→ **WHAT THIS TASK INVOLVES**: Please list every company name that appears in the court opinion excerpt below.

→ **EXTRACT PROVIDED**:
▬▬▬▬▬▬▬▬▬▬

Defendant advances two arguments on appeal. Defendant asserts error in the district court's ruling that the defendant could not present extrinsic evidence or argument concerning the parties' intent in entering into the stock incentive plan. Defendant also argues that the district court erred in awarding attorney's fees under the Wisconsin Wage Claim statute, both by treating the award as mandatory, where the statute makes it a discretionary decision, and by failing to give an adequate basis for the award. For the reasons stated below, we will affirm on both the granting of the motion in limine and the award of attorney's fees.
The essential facts are undisputed. Plaintiff John Jackman was employed by defendant MGIC Investment Corporation (which has since changed its name to WMAC Investment Corporation) as a vice president. In early 1981, his 1980 job performance evaluation was negative and he was told to look for another job. During the rest of 1981 MGIC gradually removed virtually all his job responsibilities. Jackman repeatedly requested a new job within MGIC. Toward the end of the year MGIC offered and he accepted a new job as vice president of a subsidiary, at about one half his former salary.
Jackman retained his rights in MGIC's "1979 Restricted Stock Performance Plan" ("1979 Plan"). Under the 1979 Plan, participant employees were awarded "Restricted Stock" of MGIC. The stock remained "restricted," meaning the employee's rights in it did not vest until the end of a period set by the company at the award of the stock, the "Restricted Period." If the employee was fired or quit, he forfeited all rights in stock that had been awarded to him that was still restricted.
An exception to the complete forfeiture rule was that if the termination was due to the employee's death or retirement, a portion of the stock, corresponding to the part of the "Restricted Period" for that stock that had elapsed, vested and the remaining portion was forfeited. For example, an employee might receive 200 shares of restricted stock in August, 1975, with a "Restricted Period" of four years. If he was still with the company in August 1979, the stock would become unrestricted, meaning he would now own 200 shares of common stock. If he left the company before August of 1979, for any reason other than death or retirement, he would forfeit the stock. If he retired in August of 1977, halfway through the "Restricted Period," he would receive 100 shares and forfeit his rights in the other 100. Holding restricted stock, then, was an incentive for the employee to remain with the company. Jackman had a total of 900 shares of such restricted stock at the time of the events discussed here.
On December 13, 1981, MGIC announced that it would be acquired by Baldwin-United Corporation ("Baldwin"). The merger was completed on March 2, 1982.
After the announcement of the merger but before its consummation, Baldwin announced a replacement stock plan, the "1982 Deferred Compensation Plan" ("1982 Plan"), that would take effect upon the consummation of the merger. The 1982 Plan was substantially similar to the 1979 Plan, with the following differences. Under the 1982 Plan, participants would receive cash rather than stock upon the vesting of restricted stock. The 1982 Plan also introduced a feature advantageous to participants, the "Non-Forfeiture Termination."

▬▬▬▬▬▬▬▬▬▬

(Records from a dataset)

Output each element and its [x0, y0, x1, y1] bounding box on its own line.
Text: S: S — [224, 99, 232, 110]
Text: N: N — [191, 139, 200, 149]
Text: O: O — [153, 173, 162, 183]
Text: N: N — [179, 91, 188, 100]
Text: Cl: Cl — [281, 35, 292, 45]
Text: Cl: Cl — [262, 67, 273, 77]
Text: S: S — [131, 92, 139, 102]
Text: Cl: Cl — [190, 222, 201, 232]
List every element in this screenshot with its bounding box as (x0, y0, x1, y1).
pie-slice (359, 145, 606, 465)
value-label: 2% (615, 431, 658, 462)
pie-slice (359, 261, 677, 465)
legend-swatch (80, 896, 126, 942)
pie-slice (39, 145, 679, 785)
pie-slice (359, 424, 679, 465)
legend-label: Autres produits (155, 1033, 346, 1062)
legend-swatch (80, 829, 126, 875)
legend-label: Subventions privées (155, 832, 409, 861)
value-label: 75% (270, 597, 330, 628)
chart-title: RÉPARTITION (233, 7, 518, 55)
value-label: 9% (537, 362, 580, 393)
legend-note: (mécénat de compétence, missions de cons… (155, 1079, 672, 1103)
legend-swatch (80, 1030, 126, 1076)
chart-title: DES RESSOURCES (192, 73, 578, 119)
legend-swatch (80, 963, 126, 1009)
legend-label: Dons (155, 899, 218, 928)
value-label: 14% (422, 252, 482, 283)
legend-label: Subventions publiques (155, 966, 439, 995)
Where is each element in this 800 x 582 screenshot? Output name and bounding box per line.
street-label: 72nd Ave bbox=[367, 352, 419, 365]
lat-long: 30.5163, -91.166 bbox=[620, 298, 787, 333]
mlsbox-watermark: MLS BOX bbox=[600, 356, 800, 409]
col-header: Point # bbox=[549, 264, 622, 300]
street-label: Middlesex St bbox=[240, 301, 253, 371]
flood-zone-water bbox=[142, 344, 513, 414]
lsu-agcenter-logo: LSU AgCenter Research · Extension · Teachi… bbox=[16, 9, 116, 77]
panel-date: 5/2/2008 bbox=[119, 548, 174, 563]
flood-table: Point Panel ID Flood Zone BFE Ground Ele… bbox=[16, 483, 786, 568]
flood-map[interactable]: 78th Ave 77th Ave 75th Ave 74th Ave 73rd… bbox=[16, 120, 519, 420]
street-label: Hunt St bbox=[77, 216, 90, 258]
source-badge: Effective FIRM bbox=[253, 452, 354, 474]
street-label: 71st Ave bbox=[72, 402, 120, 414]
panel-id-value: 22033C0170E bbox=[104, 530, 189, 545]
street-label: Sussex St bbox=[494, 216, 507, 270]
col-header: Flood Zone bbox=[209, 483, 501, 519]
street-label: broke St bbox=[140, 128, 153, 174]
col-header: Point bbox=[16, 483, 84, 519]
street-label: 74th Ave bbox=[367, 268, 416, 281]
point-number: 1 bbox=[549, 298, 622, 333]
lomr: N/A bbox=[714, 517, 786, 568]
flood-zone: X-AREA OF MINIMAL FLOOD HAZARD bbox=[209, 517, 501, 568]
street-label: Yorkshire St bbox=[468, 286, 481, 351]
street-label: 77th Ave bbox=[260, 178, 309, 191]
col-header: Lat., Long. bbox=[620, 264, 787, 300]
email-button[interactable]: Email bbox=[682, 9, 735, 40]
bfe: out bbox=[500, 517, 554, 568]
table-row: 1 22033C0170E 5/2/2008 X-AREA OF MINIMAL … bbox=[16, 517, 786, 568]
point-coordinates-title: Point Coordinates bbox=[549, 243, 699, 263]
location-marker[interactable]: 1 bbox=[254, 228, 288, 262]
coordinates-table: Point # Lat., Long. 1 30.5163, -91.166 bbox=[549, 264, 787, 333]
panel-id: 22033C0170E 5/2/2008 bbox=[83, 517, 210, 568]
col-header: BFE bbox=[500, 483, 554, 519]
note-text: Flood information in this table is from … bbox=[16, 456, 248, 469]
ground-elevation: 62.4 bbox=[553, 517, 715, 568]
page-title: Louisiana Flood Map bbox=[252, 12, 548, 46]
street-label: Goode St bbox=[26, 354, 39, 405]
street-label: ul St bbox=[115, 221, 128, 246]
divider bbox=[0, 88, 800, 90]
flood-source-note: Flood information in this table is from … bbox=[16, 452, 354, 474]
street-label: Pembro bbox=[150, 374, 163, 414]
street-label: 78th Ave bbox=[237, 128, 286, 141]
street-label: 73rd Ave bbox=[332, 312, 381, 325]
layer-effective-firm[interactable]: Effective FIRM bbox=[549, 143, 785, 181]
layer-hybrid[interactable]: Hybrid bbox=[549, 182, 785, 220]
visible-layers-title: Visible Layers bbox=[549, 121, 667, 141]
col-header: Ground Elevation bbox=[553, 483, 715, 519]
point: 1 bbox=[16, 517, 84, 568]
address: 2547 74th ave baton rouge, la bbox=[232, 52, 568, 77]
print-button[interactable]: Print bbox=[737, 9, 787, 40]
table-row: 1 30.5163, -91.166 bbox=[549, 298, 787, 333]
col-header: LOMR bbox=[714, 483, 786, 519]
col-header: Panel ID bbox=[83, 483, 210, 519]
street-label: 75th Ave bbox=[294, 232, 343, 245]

▬▬▬▬▬▬▬▬▬▬

→ **SOLVED PROBLEM**:
- MGIC Investment Corporation
- WMAC Investment Corporation
- Baldwin-United Corporation